**The task:** Where a line contains the word "this", copy that line.
▼
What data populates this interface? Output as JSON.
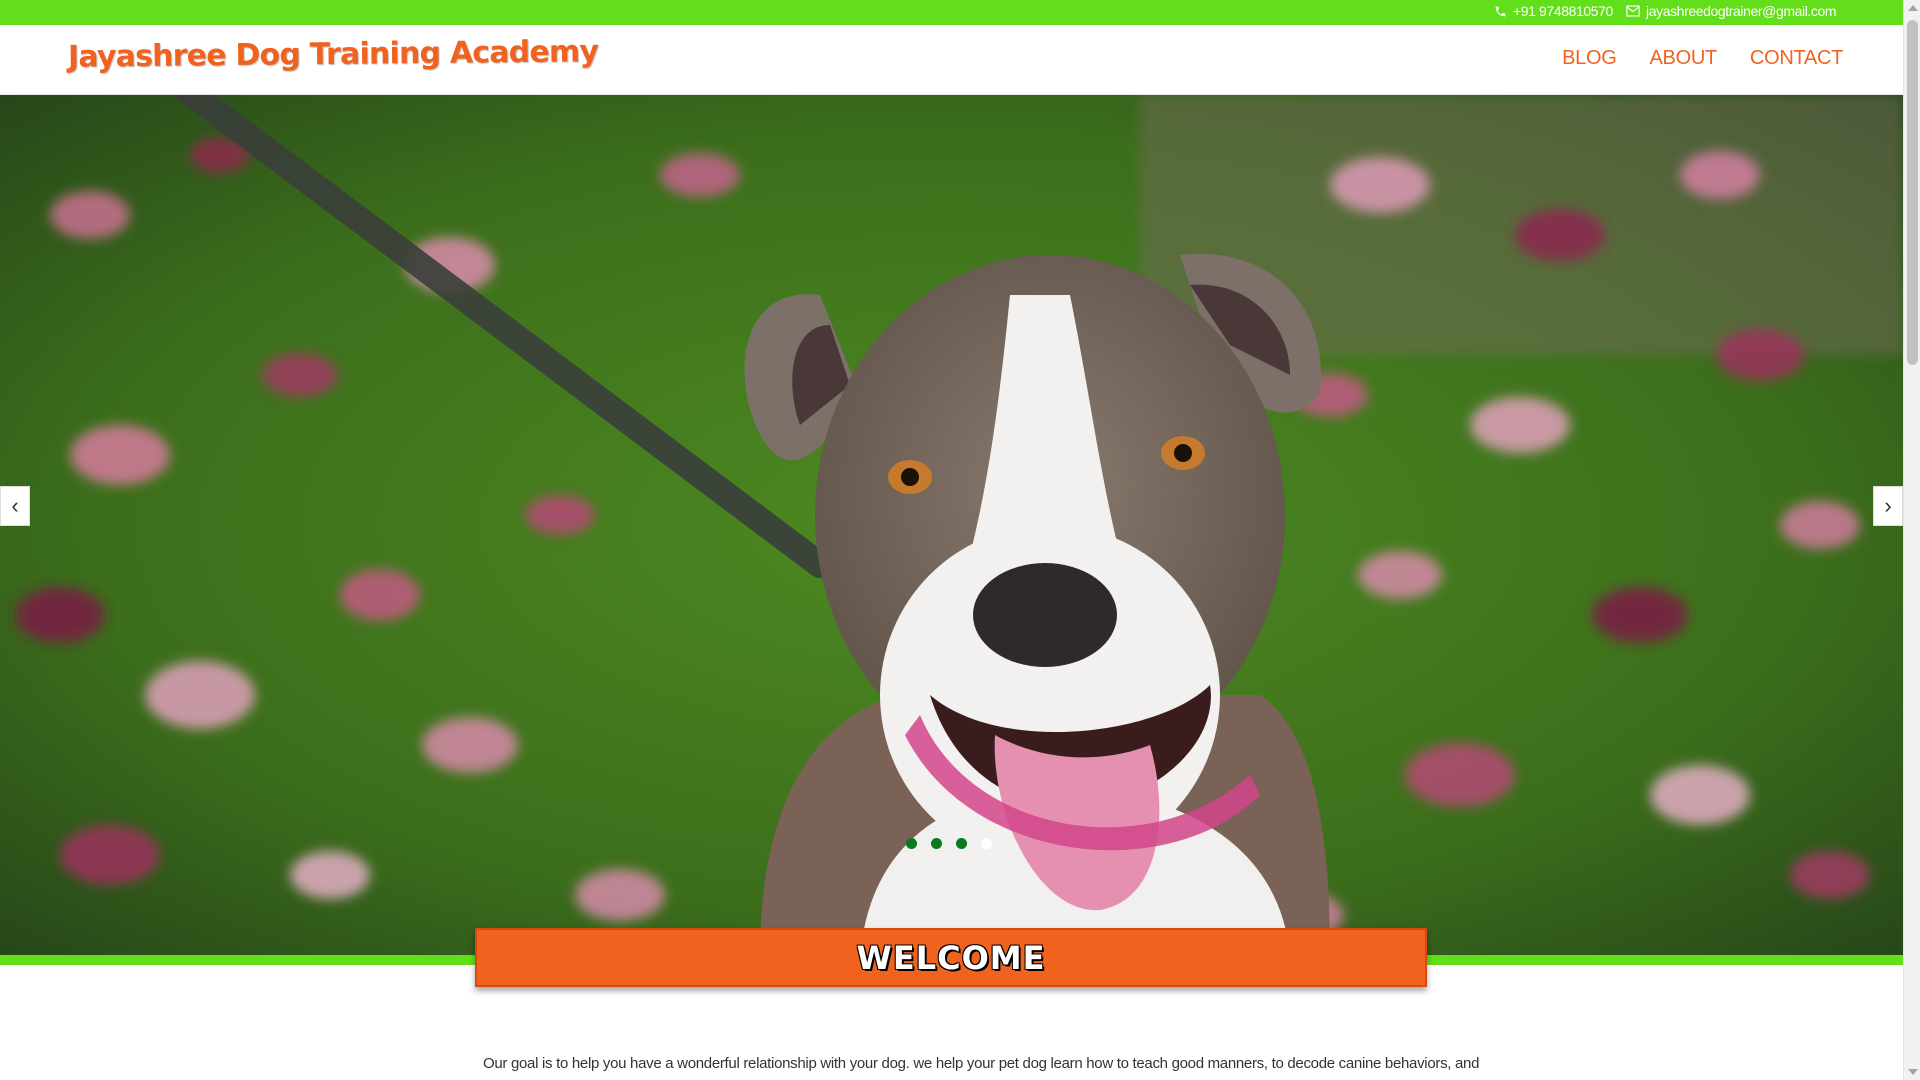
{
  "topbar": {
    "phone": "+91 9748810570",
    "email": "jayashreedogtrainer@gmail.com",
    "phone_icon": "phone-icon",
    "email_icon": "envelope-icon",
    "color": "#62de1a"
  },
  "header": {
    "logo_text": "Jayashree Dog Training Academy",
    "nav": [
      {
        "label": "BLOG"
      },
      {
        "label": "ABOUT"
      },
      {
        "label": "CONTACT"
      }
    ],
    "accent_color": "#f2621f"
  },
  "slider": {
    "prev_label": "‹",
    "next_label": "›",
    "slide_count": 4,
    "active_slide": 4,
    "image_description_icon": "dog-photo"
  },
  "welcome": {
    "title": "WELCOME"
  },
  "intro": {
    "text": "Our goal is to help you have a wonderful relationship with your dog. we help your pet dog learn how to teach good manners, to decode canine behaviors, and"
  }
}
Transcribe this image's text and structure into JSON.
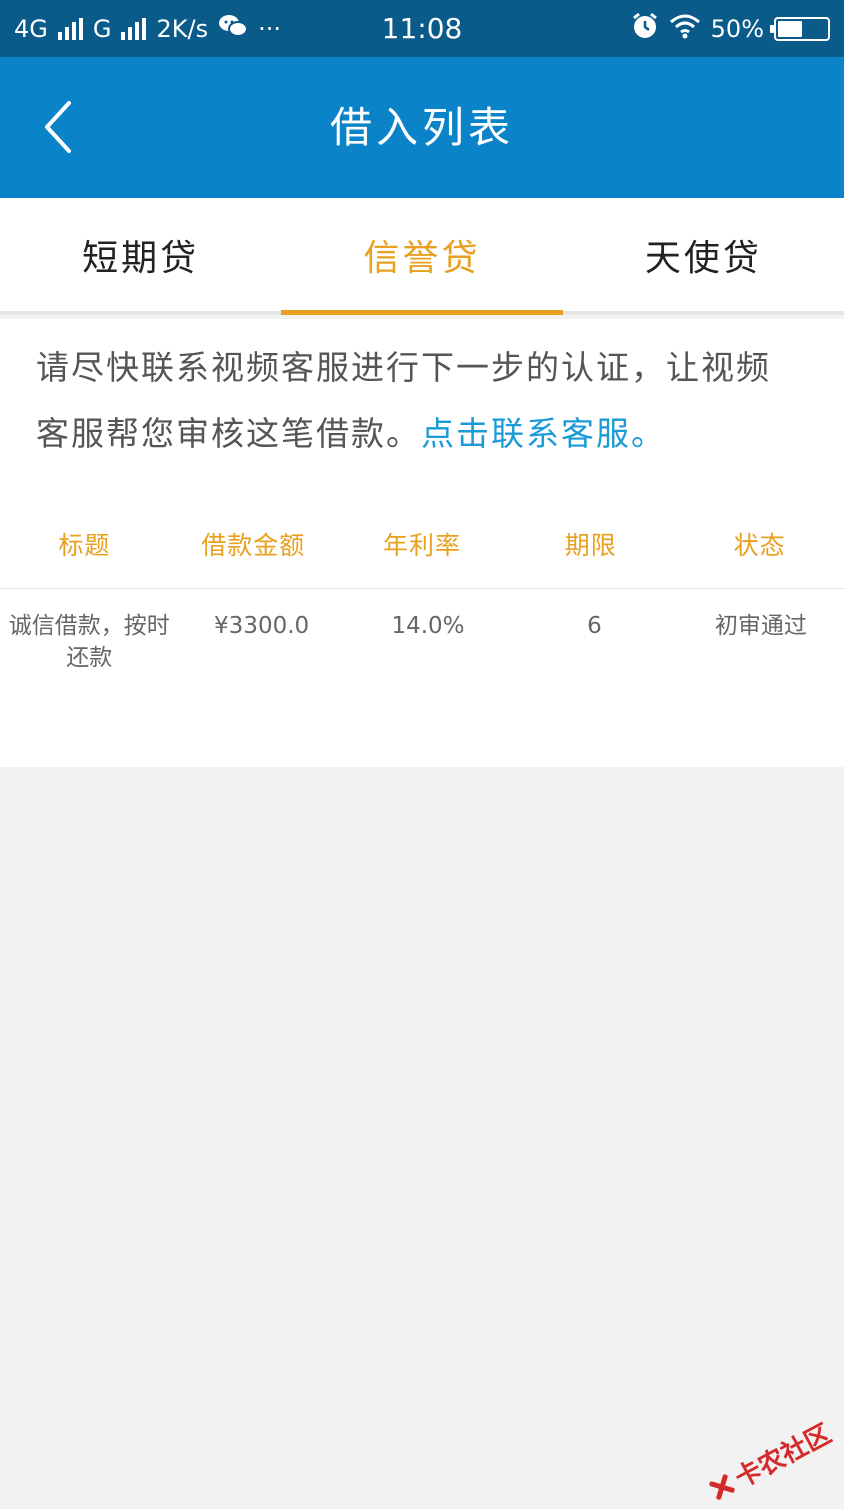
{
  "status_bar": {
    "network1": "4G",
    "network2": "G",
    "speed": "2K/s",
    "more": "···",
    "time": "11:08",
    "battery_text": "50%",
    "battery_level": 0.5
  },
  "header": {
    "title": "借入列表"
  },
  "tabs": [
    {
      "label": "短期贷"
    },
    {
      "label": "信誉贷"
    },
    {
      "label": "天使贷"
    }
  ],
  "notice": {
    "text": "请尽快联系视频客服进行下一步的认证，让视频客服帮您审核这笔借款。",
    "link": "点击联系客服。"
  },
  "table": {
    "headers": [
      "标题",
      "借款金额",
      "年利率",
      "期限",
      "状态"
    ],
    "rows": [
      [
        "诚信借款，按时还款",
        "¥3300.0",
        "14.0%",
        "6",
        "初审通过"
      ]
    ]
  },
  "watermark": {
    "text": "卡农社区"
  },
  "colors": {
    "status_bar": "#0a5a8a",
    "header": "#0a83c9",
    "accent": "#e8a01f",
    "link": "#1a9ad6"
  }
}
▲
**Problem solution:**
What data populates this interface? Output as JSON.
Transcribe this image's text and structure into JSON.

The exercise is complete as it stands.